* Instruction
Go through the records and give each one again exactly.

* Supplied information
============================================================

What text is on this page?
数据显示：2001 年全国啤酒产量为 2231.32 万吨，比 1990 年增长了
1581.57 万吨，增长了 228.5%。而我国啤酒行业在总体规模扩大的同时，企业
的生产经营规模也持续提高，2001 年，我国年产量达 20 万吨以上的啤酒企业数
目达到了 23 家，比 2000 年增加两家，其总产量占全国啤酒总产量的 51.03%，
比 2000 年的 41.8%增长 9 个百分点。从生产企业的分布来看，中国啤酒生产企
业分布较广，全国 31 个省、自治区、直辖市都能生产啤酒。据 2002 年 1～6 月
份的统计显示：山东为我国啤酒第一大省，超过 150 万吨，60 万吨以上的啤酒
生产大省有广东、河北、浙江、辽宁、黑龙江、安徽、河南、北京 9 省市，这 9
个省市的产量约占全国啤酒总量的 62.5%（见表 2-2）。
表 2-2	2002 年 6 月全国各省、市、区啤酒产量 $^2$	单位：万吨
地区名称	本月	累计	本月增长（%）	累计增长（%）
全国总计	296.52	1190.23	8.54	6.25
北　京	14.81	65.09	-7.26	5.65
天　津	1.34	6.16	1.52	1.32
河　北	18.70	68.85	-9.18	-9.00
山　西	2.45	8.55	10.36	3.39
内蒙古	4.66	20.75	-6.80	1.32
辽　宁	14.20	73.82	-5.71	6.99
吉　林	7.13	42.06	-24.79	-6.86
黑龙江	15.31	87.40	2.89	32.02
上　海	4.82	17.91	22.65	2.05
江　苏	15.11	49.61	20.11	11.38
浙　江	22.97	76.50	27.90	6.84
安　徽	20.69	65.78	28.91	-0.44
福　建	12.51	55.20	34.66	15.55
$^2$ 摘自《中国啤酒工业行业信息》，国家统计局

============================================================

* The response
What text is on this page?
数据显示：2001 年全国啤酒产量为 2231.32 万吨，比 1990 年增长了
1581.57 万吨，增长了 228.5%。而我国啤酒行业在总体规模扩大的同时，企业
的生产经营规模也持续提高，2001 年，我国年产量达 20 万吨以上的啤酒企业数
目达到了 23 家，比 2000 年增加两家，其总产量占全国啤酒总产量的 51.03%，
比 2000 年的 41.8%增长 9 个百分点。从生产企业的分布来看，中国啤酒生产企
业分布较广，全国 31 个省、自治区、直辖市都能生产啤酒。据 2002 年 1～6 月
份的统计显示：山东为我国啤酒第一大省，超过 150 万吨，60 万吨以上的啤酒
生产大省有广东、河北、浙江、辽宁、黑龙江、安徽、河南、北京 9 省市，这 9
个省市的产量约占全国啤酒总量的 62.5%（见表 2-2）。
表 2-2	2002 年 6 月全国各省、市、区啤酒产量 $^2$	单位：万吨
地区名称	本月	累计	本月增长（%）	累计增长（%）
全国总计	296.52	1190.23	8.54	6.25
北　京	14.81	65.09	-7.26	5.65
天　津	1.34	6.16	1.52	1.32
河　北	18.70	68.85	-9.18	-9.00
山　西	2.45	8.55	10.36	3.39
内蒙古	4.66	20.75	-6.80	1.32
辽　宁	14.20	73.82	-5.71	6.99
吉　林	7.13	42.06	-24.79	-6.86
黑龙江	15.31	87.40	2.89	32.02
上　海	4.82	17.91	22.65	2.05
江　苏	15.11	49.61	20.11	11.38
浙　江	22.97	76.50	27.90	6.84
安　徽	20.69	65.78	28.91	-0.44
福　建	12.51	55.20	34.66	15.55
$^2$ 摘自《中国啤酒工业行业信息》，国家统计局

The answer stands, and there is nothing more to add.